RECORDS FOR PROCESSING:
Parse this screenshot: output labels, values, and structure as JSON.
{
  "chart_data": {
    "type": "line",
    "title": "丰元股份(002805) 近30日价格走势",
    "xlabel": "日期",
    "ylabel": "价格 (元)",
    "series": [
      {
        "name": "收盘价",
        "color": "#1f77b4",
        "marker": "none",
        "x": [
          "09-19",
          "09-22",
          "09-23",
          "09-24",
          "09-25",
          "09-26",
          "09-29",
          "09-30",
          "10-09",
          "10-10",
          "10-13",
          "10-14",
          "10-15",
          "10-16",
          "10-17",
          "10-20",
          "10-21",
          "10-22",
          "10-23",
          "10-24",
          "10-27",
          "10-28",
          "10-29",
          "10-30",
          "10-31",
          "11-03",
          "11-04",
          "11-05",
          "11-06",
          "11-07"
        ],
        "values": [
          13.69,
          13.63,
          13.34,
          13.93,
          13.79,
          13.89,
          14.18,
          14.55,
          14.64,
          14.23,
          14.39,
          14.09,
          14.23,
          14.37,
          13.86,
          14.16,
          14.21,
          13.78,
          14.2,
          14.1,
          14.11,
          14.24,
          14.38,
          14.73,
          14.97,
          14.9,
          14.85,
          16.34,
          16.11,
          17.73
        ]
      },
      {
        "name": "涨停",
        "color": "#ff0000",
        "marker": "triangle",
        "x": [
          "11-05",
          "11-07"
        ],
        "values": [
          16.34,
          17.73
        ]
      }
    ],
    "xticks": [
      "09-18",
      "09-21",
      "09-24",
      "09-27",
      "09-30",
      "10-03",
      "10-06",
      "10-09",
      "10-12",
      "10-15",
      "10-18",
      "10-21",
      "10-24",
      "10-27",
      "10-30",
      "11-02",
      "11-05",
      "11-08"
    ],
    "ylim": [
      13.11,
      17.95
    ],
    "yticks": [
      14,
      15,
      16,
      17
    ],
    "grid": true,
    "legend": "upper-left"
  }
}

PROBLEM REQUIREMENTS: Output the listing above word for word.

FULL ANSWER:
Parse this screenshot: output labels, values, and structure as JSON.
{
  "chart_data": {
    "type": "line",
    "title": "丰元股份(002805) 近30日价格走势",
    "xlabel": "日期",
    "ylabel": "价格 (元)",
    "series": [
      {
        "name": "收盘价",
        "color": "#1f77b4",
        "marker": "none",
        "x": [
          "09-19",
          "09-22",
          "09-23",
          "09-24",
          "09-25",
          "09-26",
          "09-29",
          "09-30",
          "10-09",
          "10-10",
          "10-13",
          "10-14",
          "10-15",
          "10-16",
          "10-17",
          "10-20",
          "10-21",
          "10-22",
          "10-23",
          "10-24",
          "10-27",
          "10-28",
          "10-29",
          "10-30",
          "10-31",
          "11-03",
          "11-04",
          "11-05",
          "11-06",
          "11-07"
        ],
        "values": [
          13.69,
          13.63,
          13.34,
          13.93,
          13.79,
          13.89,
          14.18,
          14.55,
          14.64,
          14.23,
          14.39,
          14.09,
          14.23,
          14.37,
          13.86,
          14.16,
          14.21,
          13.78,
          14.2,
          14.1,
          14.11,
          14.24,
          14.38,
          14.73,
          14.97,
          14.9,
          14.85,
          16.34,
          16.11,
          17.73
        ]
      },
      {
        "name": "涨停",
        "color": "#ff0000",
        "marker": "triangle",
        "x": [
          "11-05",
          "11-07"
        ],
        "values": [
          16.34,
          17.73
        ]
      }
    ],
    "xticks": [
      "09-18",
      "09-21",
      "09-24",
      "09-27",
      "09-30",
      "10-03",
      "10-06",
      "10-09",
      "10-12",
      "10-15",
      "10-18",
      "10-21",
      "10-24",
      "10-27",
      "10-30",
      "11-02",
      "11-05",
      "11-08"
    ],
    "ylim": [
      13.11,
      17.95
    ],
    "yticks": [
      14,
      15,
      16,
      17
    ],
    "grid": true,
    "legend": "upper-left"
  }
}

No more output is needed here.